## Task inputs

————

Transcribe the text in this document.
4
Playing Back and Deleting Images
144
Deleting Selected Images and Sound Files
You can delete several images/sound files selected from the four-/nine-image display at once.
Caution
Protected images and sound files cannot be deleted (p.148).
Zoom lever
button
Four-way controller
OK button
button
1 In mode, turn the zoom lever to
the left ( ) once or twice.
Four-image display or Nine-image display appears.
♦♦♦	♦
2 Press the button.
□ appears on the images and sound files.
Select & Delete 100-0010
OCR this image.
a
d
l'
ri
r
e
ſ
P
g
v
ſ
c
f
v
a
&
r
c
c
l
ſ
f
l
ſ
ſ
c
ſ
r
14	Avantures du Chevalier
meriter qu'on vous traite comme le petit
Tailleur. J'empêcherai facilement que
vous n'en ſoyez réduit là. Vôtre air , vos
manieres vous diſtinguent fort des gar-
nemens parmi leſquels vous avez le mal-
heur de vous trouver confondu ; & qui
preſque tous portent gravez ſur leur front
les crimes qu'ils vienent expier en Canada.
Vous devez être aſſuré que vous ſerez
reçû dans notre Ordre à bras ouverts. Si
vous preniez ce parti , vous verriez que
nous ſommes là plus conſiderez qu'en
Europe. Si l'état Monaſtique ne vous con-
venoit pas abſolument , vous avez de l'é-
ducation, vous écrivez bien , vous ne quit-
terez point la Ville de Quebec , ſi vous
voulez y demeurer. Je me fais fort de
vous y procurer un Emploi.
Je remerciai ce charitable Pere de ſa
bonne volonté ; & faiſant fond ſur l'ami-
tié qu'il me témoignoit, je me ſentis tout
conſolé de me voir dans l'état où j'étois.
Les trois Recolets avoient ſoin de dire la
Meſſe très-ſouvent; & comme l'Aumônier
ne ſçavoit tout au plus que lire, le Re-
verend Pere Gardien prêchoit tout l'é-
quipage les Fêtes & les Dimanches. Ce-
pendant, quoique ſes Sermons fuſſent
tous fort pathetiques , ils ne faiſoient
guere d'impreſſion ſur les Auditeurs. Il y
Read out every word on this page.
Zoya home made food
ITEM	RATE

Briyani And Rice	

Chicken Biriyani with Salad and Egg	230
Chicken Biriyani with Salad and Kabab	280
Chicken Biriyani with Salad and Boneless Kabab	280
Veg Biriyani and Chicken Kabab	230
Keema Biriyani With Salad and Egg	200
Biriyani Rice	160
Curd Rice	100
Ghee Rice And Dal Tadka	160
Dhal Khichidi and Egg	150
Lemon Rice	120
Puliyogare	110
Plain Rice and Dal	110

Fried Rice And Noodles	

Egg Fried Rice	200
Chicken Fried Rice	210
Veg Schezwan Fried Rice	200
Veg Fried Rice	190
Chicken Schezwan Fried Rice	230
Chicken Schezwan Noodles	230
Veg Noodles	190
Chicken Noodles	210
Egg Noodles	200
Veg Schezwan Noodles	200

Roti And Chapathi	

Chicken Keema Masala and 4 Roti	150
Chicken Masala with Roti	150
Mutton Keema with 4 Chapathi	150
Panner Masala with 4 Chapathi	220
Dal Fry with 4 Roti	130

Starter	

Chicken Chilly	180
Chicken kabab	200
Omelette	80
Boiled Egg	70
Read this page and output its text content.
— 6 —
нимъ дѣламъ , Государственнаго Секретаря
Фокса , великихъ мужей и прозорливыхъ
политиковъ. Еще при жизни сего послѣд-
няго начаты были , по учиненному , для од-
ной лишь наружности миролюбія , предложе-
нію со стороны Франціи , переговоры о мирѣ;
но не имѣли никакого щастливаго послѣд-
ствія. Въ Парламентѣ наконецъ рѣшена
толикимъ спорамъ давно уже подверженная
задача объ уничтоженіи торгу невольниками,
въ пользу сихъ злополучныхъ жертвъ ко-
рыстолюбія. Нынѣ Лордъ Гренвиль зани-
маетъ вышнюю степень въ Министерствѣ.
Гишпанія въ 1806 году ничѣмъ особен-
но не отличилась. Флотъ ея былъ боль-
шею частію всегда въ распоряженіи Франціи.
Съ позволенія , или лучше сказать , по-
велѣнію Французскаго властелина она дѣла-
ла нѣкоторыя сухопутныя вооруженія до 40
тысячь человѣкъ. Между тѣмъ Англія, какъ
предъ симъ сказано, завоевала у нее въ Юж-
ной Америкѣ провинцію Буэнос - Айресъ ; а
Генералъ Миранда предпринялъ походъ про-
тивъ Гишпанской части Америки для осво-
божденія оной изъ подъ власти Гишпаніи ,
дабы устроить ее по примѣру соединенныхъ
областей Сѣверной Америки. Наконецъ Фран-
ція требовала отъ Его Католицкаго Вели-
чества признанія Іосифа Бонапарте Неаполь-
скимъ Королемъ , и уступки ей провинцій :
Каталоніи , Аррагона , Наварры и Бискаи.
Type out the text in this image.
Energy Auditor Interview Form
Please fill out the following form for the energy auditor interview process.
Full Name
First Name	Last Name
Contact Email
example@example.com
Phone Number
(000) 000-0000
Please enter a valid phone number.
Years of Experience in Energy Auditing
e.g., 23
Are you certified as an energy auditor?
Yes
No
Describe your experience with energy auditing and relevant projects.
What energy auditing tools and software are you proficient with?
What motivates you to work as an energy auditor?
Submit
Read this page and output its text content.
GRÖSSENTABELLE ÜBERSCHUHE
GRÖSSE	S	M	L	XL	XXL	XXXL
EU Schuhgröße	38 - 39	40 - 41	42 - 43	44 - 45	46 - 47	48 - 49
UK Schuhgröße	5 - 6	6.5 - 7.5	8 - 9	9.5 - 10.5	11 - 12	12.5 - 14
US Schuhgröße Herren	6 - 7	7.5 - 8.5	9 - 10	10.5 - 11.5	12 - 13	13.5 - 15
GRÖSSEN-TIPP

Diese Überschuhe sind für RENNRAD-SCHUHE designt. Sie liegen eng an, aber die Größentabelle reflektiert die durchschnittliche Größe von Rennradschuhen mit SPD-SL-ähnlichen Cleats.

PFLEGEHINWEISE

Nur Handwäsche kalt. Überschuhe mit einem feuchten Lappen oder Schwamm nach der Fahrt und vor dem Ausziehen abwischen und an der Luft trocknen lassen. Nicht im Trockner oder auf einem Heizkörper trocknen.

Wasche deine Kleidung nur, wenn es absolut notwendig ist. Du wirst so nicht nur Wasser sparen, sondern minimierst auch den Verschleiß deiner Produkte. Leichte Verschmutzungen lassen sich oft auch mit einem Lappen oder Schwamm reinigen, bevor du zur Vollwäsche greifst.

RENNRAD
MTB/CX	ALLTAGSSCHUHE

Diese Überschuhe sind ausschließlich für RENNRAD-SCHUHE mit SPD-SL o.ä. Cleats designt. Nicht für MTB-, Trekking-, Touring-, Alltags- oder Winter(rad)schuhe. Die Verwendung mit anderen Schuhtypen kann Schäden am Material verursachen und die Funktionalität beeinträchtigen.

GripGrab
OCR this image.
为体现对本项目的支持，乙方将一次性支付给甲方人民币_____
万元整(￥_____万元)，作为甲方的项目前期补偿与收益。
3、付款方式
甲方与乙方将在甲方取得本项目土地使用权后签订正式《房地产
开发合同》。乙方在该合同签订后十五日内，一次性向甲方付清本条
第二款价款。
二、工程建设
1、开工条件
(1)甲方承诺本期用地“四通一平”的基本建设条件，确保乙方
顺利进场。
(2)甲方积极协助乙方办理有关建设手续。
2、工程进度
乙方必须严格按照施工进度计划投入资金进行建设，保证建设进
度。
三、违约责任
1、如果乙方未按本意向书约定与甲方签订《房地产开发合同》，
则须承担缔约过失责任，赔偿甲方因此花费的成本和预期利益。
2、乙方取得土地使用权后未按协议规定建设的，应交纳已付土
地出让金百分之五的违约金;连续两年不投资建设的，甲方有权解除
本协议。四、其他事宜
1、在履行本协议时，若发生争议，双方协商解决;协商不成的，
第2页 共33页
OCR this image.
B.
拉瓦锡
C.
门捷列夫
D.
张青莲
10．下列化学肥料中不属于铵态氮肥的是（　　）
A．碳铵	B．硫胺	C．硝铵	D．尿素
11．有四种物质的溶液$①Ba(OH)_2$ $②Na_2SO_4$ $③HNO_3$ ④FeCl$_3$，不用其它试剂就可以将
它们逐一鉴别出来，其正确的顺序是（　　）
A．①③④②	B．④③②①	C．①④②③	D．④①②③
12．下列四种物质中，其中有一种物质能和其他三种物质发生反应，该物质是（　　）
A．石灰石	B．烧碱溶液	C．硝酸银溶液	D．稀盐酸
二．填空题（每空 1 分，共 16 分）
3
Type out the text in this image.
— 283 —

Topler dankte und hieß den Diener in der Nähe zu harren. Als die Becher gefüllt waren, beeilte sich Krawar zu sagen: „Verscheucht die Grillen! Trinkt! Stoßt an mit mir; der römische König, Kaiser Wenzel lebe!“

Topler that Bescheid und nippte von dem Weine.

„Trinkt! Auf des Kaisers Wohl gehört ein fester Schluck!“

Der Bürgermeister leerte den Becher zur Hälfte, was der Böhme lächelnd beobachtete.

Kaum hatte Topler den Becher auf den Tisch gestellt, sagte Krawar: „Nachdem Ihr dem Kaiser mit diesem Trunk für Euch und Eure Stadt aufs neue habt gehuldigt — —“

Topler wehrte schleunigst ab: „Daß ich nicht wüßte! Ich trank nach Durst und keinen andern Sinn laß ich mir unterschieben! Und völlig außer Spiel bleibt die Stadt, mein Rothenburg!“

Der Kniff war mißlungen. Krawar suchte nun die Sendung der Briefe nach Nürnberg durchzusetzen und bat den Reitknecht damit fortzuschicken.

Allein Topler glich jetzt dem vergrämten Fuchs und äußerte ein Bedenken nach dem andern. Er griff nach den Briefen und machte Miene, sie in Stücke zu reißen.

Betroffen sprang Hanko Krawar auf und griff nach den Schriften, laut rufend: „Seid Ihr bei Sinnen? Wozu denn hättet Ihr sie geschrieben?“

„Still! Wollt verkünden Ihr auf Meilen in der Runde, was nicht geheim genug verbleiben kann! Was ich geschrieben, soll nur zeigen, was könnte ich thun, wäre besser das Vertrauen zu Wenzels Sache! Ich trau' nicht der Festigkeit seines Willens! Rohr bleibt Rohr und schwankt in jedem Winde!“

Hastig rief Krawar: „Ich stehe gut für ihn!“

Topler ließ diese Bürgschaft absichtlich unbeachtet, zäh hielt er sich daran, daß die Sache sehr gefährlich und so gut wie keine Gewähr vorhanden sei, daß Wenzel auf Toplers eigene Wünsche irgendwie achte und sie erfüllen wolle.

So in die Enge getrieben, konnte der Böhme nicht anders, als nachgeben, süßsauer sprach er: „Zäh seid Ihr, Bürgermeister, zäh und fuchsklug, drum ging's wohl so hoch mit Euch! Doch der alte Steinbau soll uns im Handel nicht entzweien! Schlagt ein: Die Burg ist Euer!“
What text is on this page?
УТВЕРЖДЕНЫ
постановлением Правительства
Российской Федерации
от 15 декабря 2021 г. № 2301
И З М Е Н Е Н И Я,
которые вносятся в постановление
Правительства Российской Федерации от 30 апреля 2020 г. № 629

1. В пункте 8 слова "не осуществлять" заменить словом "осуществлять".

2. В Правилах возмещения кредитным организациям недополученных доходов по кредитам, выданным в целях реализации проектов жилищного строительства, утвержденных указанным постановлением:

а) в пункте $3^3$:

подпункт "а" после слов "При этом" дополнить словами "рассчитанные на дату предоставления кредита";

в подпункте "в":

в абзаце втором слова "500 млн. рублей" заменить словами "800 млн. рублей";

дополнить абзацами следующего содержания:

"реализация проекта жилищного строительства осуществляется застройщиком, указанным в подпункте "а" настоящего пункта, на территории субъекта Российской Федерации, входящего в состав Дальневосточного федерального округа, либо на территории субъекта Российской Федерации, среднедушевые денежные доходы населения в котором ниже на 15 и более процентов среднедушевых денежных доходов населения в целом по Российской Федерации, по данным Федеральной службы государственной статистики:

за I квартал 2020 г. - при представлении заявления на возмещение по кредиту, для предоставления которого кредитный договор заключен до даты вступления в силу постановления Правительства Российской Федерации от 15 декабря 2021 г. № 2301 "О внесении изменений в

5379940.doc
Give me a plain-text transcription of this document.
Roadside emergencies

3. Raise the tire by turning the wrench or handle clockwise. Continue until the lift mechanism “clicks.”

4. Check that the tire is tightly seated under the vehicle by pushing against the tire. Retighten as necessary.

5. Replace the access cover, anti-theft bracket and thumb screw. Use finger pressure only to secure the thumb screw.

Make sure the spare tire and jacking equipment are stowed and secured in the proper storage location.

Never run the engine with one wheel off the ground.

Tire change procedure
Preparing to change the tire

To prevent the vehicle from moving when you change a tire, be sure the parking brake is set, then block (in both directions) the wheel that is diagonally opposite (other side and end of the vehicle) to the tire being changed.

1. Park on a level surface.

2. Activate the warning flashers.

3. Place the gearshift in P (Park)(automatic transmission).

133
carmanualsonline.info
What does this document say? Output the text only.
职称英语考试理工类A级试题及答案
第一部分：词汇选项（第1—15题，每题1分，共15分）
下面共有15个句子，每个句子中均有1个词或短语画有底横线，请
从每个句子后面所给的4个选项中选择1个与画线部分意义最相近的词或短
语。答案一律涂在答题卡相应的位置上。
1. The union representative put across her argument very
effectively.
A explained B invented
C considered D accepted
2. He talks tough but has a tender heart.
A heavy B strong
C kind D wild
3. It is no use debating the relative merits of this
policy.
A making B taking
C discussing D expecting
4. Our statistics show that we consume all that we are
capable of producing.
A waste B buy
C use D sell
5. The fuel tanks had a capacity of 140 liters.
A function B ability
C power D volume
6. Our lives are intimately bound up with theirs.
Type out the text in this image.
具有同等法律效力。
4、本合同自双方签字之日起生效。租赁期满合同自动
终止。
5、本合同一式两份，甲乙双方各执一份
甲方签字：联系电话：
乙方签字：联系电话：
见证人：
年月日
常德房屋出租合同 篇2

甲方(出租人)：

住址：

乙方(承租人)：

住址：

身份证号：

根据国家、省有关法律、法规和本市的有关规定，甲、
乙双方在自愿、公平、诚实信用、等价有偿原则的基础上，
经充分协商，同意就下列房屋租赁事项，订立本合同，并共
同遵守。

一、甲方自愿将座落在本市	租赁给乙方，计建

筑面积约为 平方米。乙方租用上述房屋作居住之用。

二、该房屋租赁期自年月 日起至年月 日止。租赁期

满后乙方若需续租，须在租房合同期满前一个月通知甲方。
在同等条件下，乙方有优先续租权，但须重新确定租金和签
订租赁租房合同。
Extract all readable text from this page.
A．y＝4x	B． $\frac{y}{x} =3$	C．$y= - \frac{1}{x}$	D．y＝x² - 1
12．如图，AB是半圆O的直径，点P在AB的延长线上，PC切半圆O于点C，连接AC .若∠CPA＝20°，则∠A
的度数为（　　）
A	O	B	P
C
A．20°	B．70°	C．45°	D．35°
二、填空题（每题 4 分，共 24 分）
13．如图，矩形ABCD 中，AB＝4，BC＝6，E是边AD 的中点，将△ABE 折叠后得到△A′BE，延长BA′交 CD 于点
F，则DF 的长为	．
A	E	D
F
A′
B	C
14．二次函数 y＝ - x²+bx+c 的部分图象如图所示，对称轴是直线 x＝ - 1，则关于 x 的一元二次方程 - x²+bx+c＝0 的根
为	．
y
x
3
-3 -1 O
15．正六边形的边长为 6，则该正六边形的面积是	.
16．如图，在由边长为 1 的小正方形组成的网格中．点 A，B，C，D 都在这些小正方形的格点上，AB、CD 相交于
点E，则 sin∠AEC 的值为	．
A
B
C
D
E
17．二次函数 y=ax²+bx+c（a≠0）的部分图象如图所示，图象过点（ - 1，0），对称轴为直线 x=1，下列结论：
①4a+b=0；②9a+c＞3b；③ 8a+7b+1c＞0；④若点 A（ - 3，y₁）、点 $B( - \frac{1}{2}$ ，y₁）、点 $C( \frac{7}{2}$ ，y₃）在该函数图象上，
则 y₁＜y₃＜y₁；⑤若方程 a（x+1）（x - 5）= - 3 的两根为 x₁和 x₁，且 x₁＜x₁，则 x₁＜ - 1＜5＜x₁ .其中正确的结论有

————

## Task objective
In the records above, find each line with the word "état" and copy it.

## Answer to the exercise
Europe. Si l'état Monaſtique ne vous con-
conſolé de me voir dans l'état où j'étois.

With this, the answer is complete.